### The problem
Only the number is wanted: how many lines of these entries contain the word "Notice"?
-------
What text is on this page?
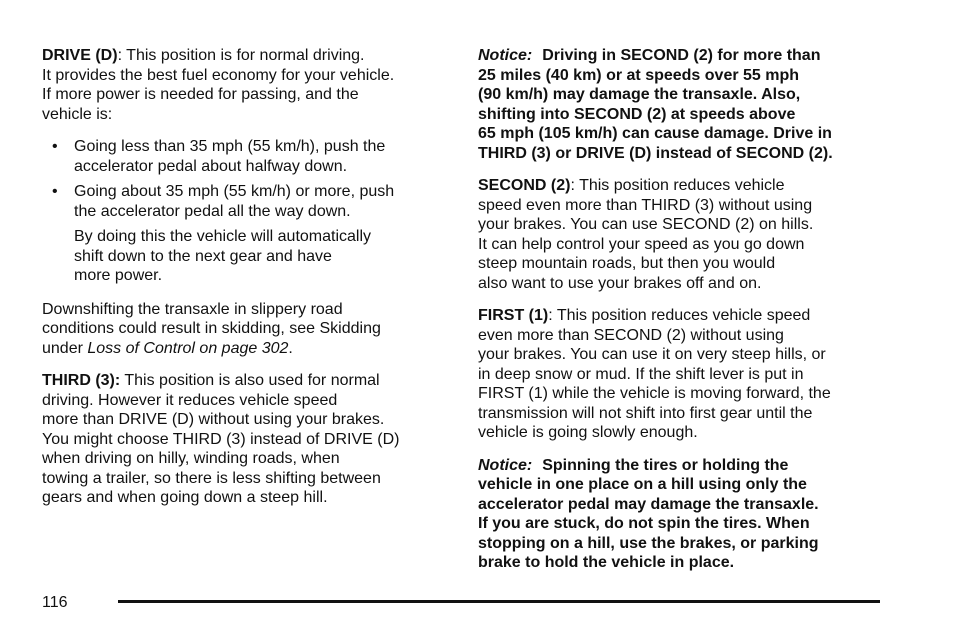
DRIVE (D): This position is for normal driving.
It provides the best fuel economy for your vehicle.
If more power is needed for passing, and the
vehicle is:

• Going less than 35 mph (55 km/h), push the
accelerator pedal about halfway down.
• Going about 35 mph (55 km/h) or more, push
the accelerator pedal all the way down.

By doing this the vehicle will automatically
shift down to the next gear and have
more power.

Downshifting the transaxle in slippery road
conditions could result in skidding, see Skidding
under Loss of Control on page 302.

THIRD (3): This position is also used for normal
driving. However it reduces vehicle speed
more than DRIVE (D) without using your brakes.
You might choose THIRD (3) instead of DRIVE (D)
when driving on hilly, winding roads, when
towing a trailer, so there is less shifting between
gears and when going down a steep hill.

Notice: Driving in SECOND (2) for more than
25 miles (40 km) or at speeds over 55 mph
(90 km/h) may damage the transaxle. Also,
shifting into SECOND (2) at speeds above
65 mph (105 km/h) can cause damage. Drive in
THIRD (3) or DRIVE (D) instead of SECOND (2).

SECOND (2): This position reduces vehicle
speed even more than THIRD (3) without using
your brakes. You can use SECOND (2) on hills.
It can help control your speed as you go down
steep mountain roads, but then you would
also want to use your brakes off and on.

FIRST (1): This position reduces vehicle speed
even more than SECOND (2) without using
your brakes. You can use it on very steep hills, or
in deep snow or mud. If the shift lever is put in
FIRST (1) while the vehicle is moving forward, the
transmission will not shift into first gear until the
vehicle is going slowly enough.

Notice: Spinning the tires or holding the
vehicle in one place on a hill using only the
accelerator pedal may damage the transaxle.
If you are stuck, do not spin the tires. When
stopping on a hill, use the brakes, or parking
brake to hold the vehicle in place.

116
-------
### Result for this task
2